[START INFORMATION SUPPLIED]

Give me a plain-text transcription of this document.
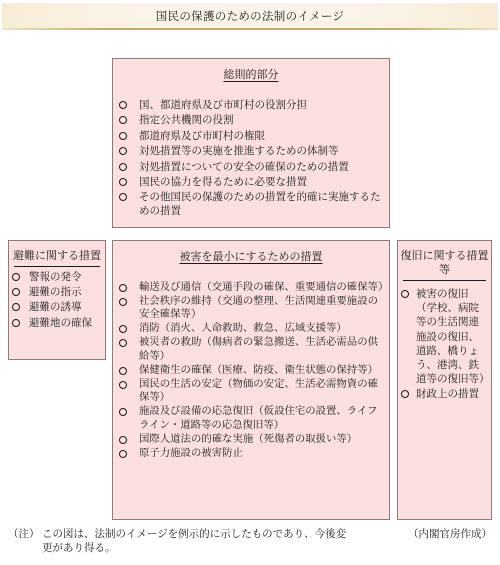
国民の保護のための法制のイメージ
総則的部分
国、都道府県及び市町村の役割分担
指定公共機関の役割
都道府県及び市町村の権限
対処措置等の実施を推進するための体制等
対処措置についての安全の確保のための措置
国民の協力を得るために必要な措置
その他国民の保護のための措置を的確に実施するための措置
避難に関する措置
警報の発令
避難の指示
避難の誘導
避難地の確保
被害を最小にするための措置
輸送及び通信（交通手段の確保、重要通信の確保等）
社会秩序の維持（交通の整理、生活関連重要施設の安全確保等）
消防（消火、人命救助、救急、広域支援等）
被災者の救助（傷病者の緊急搬送、生活必需品の供給等）
保健衛生の確保（医療、防疫、衛生状態の保持等）
国民の生活の安定（物価の安定、生活必需物資の確保等）
施設及び設備の応急復旧（仮設住宅の設置、ライフライン・道路等の応急復旧等）
国際人道法の的確な実施（死傷者の取扱い等）
原子力施設の被害防止
復旧に関する措置等
被害の復旧（学校、病院等の生活関連施設の復旧、道路、橋りょう、港湾、鉄道等の復旧等）
財政上の措置
（注） この図は、法制のイメージを例示的に示したものであり、今後変更があり得る。
（内閣官房作成）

[END INFORMATION SUPPLIED]

▸ **SHORT PROBLEM**: Exclude the pictures. Write out the remaining data exactly.

▸ **COMPLETED EXERCISE**:
Give me a plain-text transcription of this document.
国民の保護のための法制のイメージ
総則的部分
国、都道府県及び市町村の役割分担
指定公共機関の役割
都道府県及び市町村の権限
対処措置等の実施を推進するための体制等
対処措置についての安全の確保のための措置
国民の協力を得るために必要な措置
その他国民の保護のための措置を的確に実施するための措置
避難に関する措置
警報の発令
避難の指示
避難の誘導
避難地の確保
被害を最小にするための措置
輸送及び通信（交通手段の確保、重要通信の確保等）
社会秩序の維持（交通の整理、生活関連重要施設の安全確保等）
消防（消火、人命救助、救急、広域支援等）
被災者の救助（傷病者の緊急搬送、生活必需品の供給等）
保健衛生の確保（医療、防疫、衛生状態の保持等）
国民の生活の安定（物価の安定、生活必需物資の確保等）
施設及び設備の応急復旧（仮設住宅の設置、ライフライン・道路等の応急復旧等）
国際人道法の的確な実施（死傷者の取扱い等）
原子力施設の被害防止
復旧に関する措置等
被害の復旧（学校、病院等の生活関連施設の復旧、道路、橋りょう、港湾、鉄道等の復旧等）
財政上の措置
（注） この図は、法制のイメージを例示的に示したものであり、今後変更があり得る。
（内閣官房作成）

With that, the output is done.